> [DATA TO USE]

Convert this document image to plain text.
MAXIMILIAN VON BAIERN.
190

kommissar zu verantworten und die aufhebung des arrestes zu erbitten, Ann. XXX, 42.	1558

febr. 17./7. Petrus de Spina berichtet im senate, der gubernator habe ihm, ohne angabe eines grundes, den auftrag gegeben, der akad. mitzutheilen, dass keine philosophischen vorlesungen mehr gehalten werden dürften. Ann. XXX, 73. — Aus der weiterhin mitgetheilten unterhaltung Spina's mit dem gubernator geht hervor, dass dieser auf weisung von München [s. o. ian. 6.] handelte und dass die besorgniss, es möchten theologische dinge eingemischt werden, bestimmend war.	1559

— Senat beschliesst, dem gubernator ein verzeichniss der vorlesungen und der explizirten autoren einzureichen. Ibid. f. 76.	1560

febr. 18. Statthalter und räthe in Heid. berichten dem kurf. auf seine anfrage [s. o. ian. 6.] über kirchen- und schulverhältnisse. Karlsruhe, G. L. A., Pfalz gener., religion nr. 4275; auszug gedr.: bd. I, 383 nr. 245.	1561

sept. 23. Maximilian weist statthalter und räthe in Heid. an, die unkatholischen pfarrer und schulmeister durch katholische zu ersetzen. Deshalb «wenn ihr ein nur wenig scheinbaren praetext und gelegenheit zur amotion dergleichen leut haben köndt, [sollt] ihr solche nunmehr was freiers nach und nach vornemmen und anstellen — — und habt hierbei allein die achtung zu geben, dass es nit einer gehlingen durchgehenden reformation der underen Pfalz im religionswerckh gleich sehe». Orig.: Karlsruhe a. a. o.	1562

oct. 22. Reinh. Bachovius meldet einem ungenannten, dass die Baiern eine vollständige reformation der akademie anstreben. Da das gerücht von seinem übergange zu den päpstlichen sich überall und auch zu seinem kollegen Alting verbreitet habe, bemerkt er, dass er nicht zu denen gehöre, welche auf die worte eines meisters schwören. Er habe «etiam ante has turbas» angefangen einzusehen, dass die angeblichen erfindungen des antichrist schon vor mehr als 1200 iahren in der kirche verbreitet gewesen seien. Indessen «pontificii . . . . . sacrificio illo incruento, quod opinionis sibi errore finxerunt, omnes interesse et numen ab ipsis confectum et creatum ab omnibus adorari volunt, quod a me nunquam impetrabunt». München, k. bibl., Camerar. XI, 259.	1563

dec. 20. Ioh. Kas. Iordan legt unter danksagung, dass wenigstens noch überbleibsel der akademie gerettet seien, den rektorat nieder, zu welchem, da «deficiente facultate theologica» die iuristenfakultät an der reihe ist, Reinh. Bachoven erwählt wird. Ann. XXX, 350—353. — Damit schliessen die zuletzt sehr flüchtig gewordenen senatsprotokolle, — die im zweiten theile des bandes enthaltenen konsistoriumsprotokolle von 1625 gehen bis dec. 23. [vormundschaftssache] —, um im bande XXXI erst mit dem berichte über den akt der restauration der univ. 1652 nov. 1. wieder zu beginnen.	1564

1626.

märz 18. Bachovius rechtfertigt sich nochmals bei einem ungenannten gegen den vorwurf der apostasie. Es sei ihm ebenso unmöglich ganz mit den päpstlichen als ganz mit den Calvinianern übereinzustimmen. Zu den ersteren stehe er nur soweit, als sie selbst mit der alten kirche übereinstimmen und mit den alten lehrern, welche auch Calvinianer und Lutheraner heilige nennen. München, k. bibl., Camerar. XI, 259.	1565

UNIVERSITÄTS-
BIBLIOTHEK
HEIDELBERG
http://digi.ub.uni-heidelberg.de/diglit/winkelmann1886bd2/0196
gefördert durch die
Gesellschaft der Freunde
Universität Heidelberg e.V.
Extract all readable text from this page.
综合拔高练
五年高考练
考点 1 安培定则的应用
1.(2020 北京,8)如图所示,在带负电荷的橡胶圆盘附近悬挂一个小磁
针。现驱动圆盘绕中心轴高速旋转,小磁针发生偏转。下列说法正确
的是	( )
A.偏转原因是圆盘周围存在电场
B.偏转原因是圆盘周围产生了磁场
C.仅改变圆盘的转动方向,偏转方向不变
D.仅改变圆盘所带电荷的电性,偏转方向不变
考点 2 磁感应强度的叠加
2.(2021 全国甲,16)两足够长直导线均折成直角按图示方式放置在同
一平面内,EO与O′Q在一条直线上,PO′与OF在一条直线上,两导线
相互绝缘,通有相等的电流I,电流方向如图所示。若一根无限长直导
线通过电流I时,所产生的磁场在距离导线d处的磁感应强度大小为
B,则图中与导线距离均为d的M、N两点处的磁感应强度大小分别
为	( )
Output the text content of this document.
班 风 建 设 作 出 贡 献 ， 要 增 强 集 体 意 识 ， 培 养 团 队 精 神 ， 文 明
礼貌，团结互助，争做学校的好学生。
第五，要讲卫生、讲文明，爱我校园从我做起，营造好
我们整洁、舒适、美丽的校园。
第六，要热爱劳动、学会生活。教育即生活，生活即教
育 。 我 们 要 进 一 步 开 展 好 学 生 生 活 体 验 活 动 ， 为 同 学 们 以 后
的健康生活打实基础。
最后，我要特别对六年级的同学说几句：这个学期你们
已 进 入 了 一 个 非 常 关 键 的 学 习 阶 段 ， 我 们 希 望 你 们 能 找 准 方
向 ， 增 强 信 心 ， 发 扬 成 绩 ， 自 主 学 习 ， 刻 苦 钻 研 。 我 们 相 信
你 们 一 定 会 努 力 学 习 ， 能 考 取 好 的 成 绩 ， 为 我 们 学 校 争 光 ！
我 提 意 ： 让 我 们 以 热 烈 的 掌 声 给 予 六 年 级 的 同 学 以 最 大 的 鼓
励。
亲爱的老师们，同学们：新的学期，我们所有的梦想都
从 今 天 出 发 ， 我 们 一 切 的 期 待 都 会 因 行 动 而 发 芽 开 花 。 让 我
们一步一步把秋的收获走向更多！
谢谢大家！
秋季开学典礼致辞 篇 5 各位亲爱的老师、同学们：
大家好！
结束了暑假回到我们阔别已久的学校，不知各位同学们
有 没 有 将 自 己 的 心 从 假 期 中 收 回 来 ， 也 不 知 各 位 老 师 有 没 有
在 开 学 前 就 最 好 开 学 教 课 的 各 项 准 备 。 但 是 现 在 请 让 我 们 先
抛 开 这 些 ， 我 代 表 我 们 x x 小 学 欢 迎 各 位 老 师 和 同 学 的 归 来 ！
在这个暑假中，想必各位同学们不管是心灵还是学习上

> [TASK BRIEF]
Output the records verbatim, from the first line to the last.

> [EXPECTED ANSWER]
Convert this document image to plain text.
MAXIMILIAN VON BAIERN.
190

kommissar zu verantworten und die aufhebung des arrestes zu erbitten, Ann. XXX, 42.	1558

febr. 17./7. Petrus de Spina berichtet im senate, der gubernator habe ihm, ohne angabe eines grundes, den auftrag gegeben, der akad. mitzutheilen, dass keine philosophischen vorlesungen mehr gehalten werden dürften. Ann. XXX, 73. — Aus der weiterhin mitgetheilten unterhaltung Spina's mit dem gubernator geht hervor, dass dieser auf weisung von München [s. o. ian. 6.] handelte und dass die besorgniss, es möchten theologische dinge eingemischt werden, bestimmend war.	1559

— Senat beschliesst, dem gubernator ein verzeichniss der vorlesungen und der explizirten autoren einzureichen. Ibid. f. 76.	1560

febr. 18. Statthalter und räthe in Heid. berichten dem kurf. auf seine anfrage [s. o. ian. 6.] über kirchen- und schulverhältnisse. Karlsruhe, G. L. A., Pfalz gener., religion nr. 4275; auszug gedr.: bd. I, 383 nr. 245.	1561

sept. 23. Maximilian weist statthalter und räthe in Heid. an, die unkatholischen pfarrer und schulmeister durch katholische zu ersetzen. Deshalb «wenn ihr ein nur wenig scheinbaren praetext und gelegenheit zur amotion dergleichen leut haben köndt, [sollt] ihr solche nunmehr was freiers nach und nach vornemmen und anstellen — — und habt hierbei allein die achtung zu geben, dass es nit einer gehlingen durchgehenden reformation der underen Pfalz im religionswerckh gleich sehe». Orig.: Karlsruhe a. a. o.	1562

oct. 22. Reinh. Bachovius meldet einem ungenannten, dass die Baiern eine vollständige reformation der akademie anstreben. Da das gerücht von seinem übergange zu den päpstlichen sich überall und auch zu seinem kollegen Alting verbreitet habe, bemerkt er, dass er nicht zu denen gehöre, welche auf die worte eines meisters schwören. Er habe «etiam ante has turbas» angefangen einzusehen, dass die angeblichen erfindungen des antichrist schon vor mehr als 1200 iahren in der kirche verbreitet gewesen seien. Indessen «pontificii . . . . . sacrificio illo incruento, quod opinionis sibi errore finxerunt, omnes interesse et numen ab ipsis confectum et creatum ab omnibus adorari volunt, quod a me nunquam impetrabunt». München, k. bibl., Camerar. XI, 259.	1563

dec. 20. Ioh. Kas. Iordan legt unter danksagung, dass wenigstens noch überbleibsel der akademie gerettet seien, den rektorat nieder, zu welchem, da «deficiente facultate theologica» die iuristenfakultät an der reihe ist, Reinh. Bachoven erwählt wird. Ann. XXX, 350—353. — Damit schliessen die zuletzt sehr flüchtig gewordenen senatsprotokolle, — die im zweiten theile des bandes enthaltenen konsistoriumsprotokolle von 1625 gehen bis dec. 23. [vormundschaftssache] —, um im bande XXXI erst mit dem berichte über den akt der restauration der univ. 1652 nov. 1. wieder zu beginnen.	1564

1626.

märz 18. Bachovius rechtfertigt sich nochmals bei einem ungenannten gegen den vorwurf der apostasie. Es sei ihm ebenso unmöglich ganz mit den päpstlichen als ganz mit den Calvinianern übereinzustimmen. Zu den ersteren stehe er nur soweit, als sie selbst mit der alten kirche übereinstimmen und mit den alten lehrern, welche auch Calvinianer und Lutheraner heilige nennen. München, k. bibl., Camerar. XI, 259.	1565

UNIVERSITÄTS-
BIBLIOTHEK
HEIDELBERG
http://digi.ub.uni-heidelberg.de/diglit/winkelmann1886bd2/0196
gefördert durch die
Gesellschaft der Freunde
Universität Heidelberg e.V.
Extract all readable text from this page.
综合拔高练
五年高考练
考点 1 安培定则的应用
1.(2020 北京,8)如图所示,在带负电荷的橡胶圆盘附近悬挂一个小磁
针。现驱动圆盘绕中心轴高速旋转,小磁针发生偏转。下列说法正确
的是	( )
A.偏转原因是圆盘周围存在电场
B.偏转原因是圆盘周围产生了磁场
C.仅改变圆盘的转动方向,偏转方向不变
D.仅改变圆盘所带电荷的电性,偏转方向不变
考点 2 磁感应强度的叠加
2.(2021 全国甲,16)两足够长直导线均折成直角按图示方式放置在同
一平面内,EO与O′Q在一条直线上,PO′与OF在一条直线上,两导线
相互绝缘,通有相等的电流I,电流方向如图所示。若一根无限长直导
线通过电流I时,所产生的磁场在距离导线d处的磁感应强度大小为
B,则图中与导线距离均为d的M、N两点处的磁感应强度大小分别
为	( )
Output the text content of this document.
班 风 建 设 作 出 贡 献 ， 要 增 强 集 体 意 识 ， 培 养 团 队 精 神 ， 文 明
礼貌，团结互助，争做学校的好学生。
第五，要讲卫生、讲文明，爱我校园从我做起，营造好
我们整洁、舒适、美丽的校园。
第六，要热爱劳动、学会生活。教育即生活，生活即教
育 。 我 们 要 进 一 步 开 展 好 学 生 生 活 体 验 活 动 ， 为 同 学 们 以 后
的健康生活打实基础。
最后，我要特别对六年级的同学说几句：这个学期你们
已 进 入 了 一 个 非 常 关 键 的 学 习 阶 段 ， 我 们 希 望 你 们 能 找 准 方
向 ， 增 强 信 心 ， 发 扬 成 绩 ， 自 主 学 习 ， 刻 苦 钻 研 。 我 们 相 信
你 们 一 定 会 努 力 学 习 ， 能 考 取 好 的 成 绩 ， 为 我 们 学 校 争 光 ！
我 提 意 ： 让 我 们 以 热 烈 的 掌 声 给 予 六 年 级 的 同 学 以 最 大 的 鼓
励。
亲爱的老师们，同学们：新的学期，我们所有的梦想都
从 今 天 出 发 ， 我 们 一 切 的 期 待 都 会 因 行 动 而 发 芽 开 花 。 让 我
们一步一步把秋的收获走向更多！
谢谢大家！
秋季开学典礼致辞 篇 5 各位亲爱的老师、同学们：
大家好！
结束了暑假回到我们阔别已久的学校，不知各位同学们
有 没 有 将 自 己 的 心 从 假 期 中 收 回 来 ， 也 不 知 各 位 老 师 有 没 有
在 开 学 前 就 最 好 开 学 教 课 的 各 项 准 备 。 但 是 现 在 请 让 我 们 先
抛 开 这 些 ， 我 代 表 我 们 x x 小 学 欢 迎 各 位 老 师 和 同 学 的 归 来 ！
在这个暑假中，想必各位同学们不管是心灵还是学习上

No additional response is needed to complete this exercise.